**Task objective**
The entries below should be output exactly as written.

**Information given**
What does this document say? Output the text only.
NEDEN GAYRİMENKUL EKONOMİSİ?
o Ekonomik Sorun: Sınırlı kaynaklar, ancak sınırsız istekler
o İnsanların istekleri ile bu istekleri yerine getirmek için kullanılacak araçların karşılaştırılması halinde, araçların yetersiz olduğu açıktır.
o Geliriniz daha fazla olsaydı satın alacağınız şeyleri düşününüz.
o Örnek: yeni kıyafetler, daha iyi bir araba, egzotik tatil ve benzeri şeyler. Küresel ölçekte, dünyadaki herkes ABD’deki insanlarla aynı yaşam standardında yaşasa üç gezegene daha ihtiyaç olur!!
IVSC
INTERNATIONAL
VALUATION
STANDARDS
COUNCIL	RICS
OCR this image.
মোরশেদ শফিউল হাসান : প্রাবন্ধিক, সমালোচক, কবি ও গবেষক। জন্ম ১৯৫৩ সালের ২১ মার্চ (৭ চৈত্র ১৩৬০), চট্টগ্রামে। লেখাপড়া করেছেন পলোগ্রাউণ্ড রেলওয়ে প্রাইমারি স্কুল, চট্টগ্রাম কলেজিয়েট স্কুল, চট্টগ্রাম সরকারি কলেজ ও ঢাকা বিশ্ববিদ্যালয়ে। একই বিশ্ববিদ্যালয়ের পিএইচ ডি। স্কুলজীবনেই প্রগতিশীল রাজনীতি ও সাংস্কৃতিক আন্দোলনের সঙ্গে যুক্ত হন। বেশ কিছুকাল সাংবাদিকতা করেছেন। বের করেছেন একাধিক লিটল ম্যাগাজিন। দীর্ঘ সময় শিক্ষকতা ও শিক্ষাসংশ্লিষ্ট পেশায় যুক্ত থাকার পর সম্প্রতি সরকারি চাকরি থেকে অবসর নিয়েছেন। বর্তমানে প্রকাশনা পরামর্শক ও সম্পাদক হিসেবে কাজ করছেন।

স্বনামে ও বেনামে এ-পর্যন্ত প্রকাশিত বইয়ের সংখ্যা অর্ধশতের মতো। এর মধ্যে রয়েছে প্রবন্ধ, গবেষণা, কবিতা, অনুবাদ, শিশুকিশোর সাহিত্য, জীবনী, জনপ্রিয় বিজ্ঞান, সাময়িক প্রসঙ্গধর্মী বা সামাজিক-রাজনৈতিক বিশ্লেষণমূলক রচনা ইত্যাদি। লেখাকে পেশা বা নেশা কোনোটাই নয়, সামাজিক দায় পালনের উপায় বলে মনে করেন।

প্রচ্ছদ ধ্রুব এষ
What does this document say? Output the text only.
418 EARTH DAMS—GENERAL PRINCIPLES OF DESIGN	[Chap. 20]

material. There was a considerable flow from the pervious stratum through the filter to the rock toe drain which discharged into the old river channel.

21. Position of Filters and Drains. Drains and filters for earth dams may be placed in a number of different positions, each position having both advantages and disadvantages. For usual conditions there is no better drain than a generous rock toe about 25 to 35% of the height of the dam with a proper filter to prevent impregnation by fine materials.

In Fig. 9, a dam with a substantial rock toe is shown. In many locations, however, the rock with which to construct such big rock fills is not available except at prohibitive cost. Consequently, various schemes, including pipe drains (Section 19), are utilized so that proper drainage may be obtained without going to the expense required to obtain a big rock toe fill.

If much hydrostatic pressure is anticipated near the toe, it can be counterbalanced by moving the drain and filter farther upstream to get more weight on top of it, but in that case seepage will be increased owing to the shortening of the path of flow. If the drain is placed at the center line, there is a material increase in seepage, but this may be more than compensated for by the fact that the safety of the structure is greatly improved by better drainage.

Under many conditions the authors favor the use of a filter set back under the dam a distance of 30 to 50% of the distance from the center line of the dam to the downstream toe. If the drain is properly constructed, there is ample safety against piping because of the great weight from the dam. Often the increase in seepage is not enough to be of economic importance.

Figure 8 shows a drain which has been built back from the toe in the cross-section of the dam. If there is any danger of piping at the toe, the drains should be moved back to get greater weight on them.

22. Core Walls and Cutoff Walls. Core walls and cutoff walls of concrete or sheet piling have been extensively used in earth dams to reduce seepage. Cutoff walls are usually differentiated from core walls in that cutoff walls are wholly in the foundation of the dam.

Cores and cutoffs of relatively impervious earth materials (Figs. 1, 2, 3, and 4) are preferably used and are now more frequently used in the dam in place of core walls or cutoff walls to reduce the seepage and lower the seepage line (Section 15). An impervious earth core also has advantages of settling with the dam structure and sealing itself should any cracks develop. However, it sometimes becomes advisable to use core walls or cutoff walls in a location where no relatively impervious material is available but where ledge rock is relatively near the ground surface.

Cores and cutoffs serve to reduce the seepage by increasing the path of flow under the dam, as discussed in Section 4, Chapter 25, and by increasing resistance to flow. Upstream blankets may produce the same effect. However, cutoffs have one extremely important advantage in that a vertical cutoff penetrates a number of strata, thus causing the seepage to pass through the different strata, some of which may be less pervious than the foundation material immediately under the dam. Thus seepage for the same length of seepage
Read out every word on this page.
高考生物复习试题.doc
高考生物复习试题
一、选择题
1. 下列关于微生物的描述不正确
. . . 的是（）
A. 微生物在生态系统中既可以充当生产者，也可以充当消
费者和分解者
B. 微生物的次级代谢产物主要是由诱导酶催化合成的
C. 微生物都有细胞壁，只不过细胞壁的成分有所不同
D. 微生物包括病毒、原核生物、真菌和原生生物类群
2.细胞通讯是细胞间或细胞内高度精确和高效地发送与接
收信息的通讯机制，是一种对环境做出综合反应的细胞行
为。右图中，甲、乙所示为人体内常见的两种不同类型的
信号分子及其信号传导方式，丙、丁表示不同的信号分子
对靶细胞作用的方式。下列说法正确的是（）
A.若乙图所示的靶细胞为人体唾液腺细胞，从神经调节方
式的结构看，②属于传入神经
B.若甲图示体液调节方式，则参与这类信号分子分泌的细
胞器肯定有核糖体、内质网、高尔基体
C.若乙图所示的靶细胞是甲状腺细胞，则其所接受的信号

**Response to this task**
What does this document say? Output the text only.
NEDEN GAYRİMENKUL EKONOMİSİ?
o Ekonomik Sorun: Sınırlı kaynaklar, ancak sınırsız istekler
o İnsanların istekleri ile bu istekleri yerine getirmek için kullanılacak araçların karşılaştırılması halinde, araçların yetersiz olduğu açıktır.
o Geliriniz daha fazla olsaydı satın alacağınız şeyleri düşününüz.
o Örnek: yeni kıyafetler, daha iyi bir araba, egzotik tatil ve benzeri şeyler. Küresel ölçekte, dünyadaki herkes ABD’deki insanlarla aynı yaşam standardında yaşasa üç gezegene daha ihtiyaç olur!!
IVSC
INTERNATIONAL
VALUATION
STANDARDS
COUNCIL	RICS
OCR this image.
মোরশেদ শফিউল হাসান : প্রাবন্ধিক, সমালোচক, কবি ও গবেষক। জন্ম ১৯৫৩ সালের ২১ মার্চ (৭ চৈত্র ১৩৬০), চট্টগ্রামে। লেখাপড়া করেছেন পলোগ্রাউণ্ড রেলওয়ে প্রাইমারি স্কুল, চট্টগ্রাম কলেজিয়েট স্কুল, চট্টগ্রাম সরকারি কলেজ ও ঢাকা বিশ্ববিদ্যালয়ে। একই বিশ্ববিদ্যালয়ের পিএইচ ডি। স্কুলজীবনেই প্রগতিশীল রাজনীতি ও সাংস্কৃতিক আন্দোলনের সঙ্গে যুক্ত হন। বেশ কিছুকাল সাংবাদিকতা করেছেন। বের করেছেন একাধিক লিটল ম্যাগাজিন। দীর্ঘ সময় শিক্ষকতা ও শিক্ষাসংশ্লিষ্ট পেশায় যুক্ত থাকার পর সম্প্রতি সরকারি চাকরি থেকে অবসর নিয়েছেন। বর্তমানে প্রকাশনা পরামর্শক ও সম্পাদক হিসেবে কাজ করছেন।

স্বনামে ও বেনামে এ-পর্যন্ত প্রকাশিত বইয়ের সংখ্যা অর্ধশতের মতো। এর মধ্যে রয়েছে প্রবন্ধ, গবেষণা, কবিতা, অনুবাদ, শিশুকিশোর সাহিত্য, জীবনী, জনপ্রিয় বিজ্ঞান, সাময়িক প্রসঙ্গধর্মী বা সামাজিক-রাজনৈতিক বিশ্লেষণমূলক রচনা ইত্যাদি। লেখাকে পেশা বা নেশা কোনোটাই নয়, সামাজিক দায় পালনের উপায় বলে মনে করেন।

প্রচ্ছদ ধ্রুব এষ
What does this document say? Output the text only.
418 EARTH DAMS—GENERAL PRINCIPLES OF DESIGN	[Chap. 20]

material. There was a considerable flow from the pervious stratum through the filter to the rock toe drain which discharged into the old river channel.

21. Position of Filters and Drains. Drains and filters for earth dams may be placed in a number of different positions, each position having both advantages and disadvantages. For usual conditions there is no better drain than a generous rock toe about 25 to 35% of the height of the dam with a proper filter to prevent impregnation by fine materials.

In Fig. 9, a dam with a substantial rock toe is shown. In many locations, however, the rock with which to construct such big rock fills is not available except at prohibitive cost. Consequently, various schemes, including pipe drains (Section 19), are utilized so that proper drainage may be obtained without going to the expense required to obtain a big rock toe fill.

If much hydrostatic pressure is anticipated near the toe, it can be counterbalanced by moving the drain and filter farther upstream to get more weight on top of it, but in that case seepage will be increased owing to the shortening of the path of flow. If the drain is placed at the center line, there is a material increase in seepage, but this may be more than compensated for by the fact that the safety of the structure is greatly improved by better drainage.

Under many conditions the authors favor the use of a filter set back under the dam a distance of 30 to 50% of the distance from the center line of the dam to the downstream toe. If the drain is properly constructed, there is ample safety against piping because of the great weight from the dam. Often the increase in seepage is not enough to be of economic importance.

Figure 8 shows a drain which has been built back from the toe in the cross-section of the dam. If there is any danger of piping at the toe, the drains should be moved back to get greater weight on them.

22. Core Walls and Cutoff Walls. Core walls and cutoff walls of concrete or sheet piling have been extensively used in earth dams to reduce seepage. Cutoff walls are usually differentiated from core walls in that cutoff walls are wholly in the foundation of the dam.

Cores and cutoffs of relatively impervious earth materials (Figs. 1, 2, 3, and 4) are preferably used and are now more frequently used in the dam in place of core walls or cutoff walls to reduce the seepage and lower the seepage line (Section 15). An impervious earth core also has advantages of settling with the dam structure and sealing itself should any cracks develop. However, it sometimes becomes advisable to use core walls or cutoff walls in a location where no relatively impervious material is available but where ledge rock is relatively near the ground surface.

Cores and cutoffs serve to reduce the seepage by increasing the path of flow under the dam, as discussed in Section 4, Chapter 25, and by increasing resistance to flow. Upstream blankets may produce the same effect. However, cutoffs have one extremely important advantage in that a vertical cutoff penetrates a number of strata, thus causing the seepage to pass through the different strata, some of which may be less pervious than the foundation material immediately under the dam. Thus seepage for the same length of seepage
Read out every word on this page.
高考生物复习试题.doc
高考生物复习试题
一、选择题
1. 下列关于微生物的描述不正确
. . . 的是（）
A. 微生物在生态系统中既可以充当生产者，也可以充当消
费者和分解者
B. 微生物的次级代谢产物主要是由诱导酶催化合成的
C. 微生物都有细胞壁，只不过细胞壁的成分有所不同
D. 微生物包括病毒、原核生物、真菌和原生生物类群
2.细胞通讯是细胞间或细胞内高度精确和高效地发送与接
收信息的通讯机制，是一种对环境做出综合反应的细胞行
为。右图中，甲、乙所示为人体内常见的两种不同类型的
信号分子及其信号传导方式，丙、丁表示不同的信号分子
对靶细胞作用的方式。下列说法正确的是（）
A.若乙图所示的靶细胞为人体唾液腺细胞，从神经调节方
式的结构看，②属于传入神经
B.若甲图示体液调节方式，则参与这类信号分子分泌的细
胞器肯定有核糖体、内质网、高尔基体
C.若乙图所示的靶细胞是甲状腺细胞，则其所接受的信号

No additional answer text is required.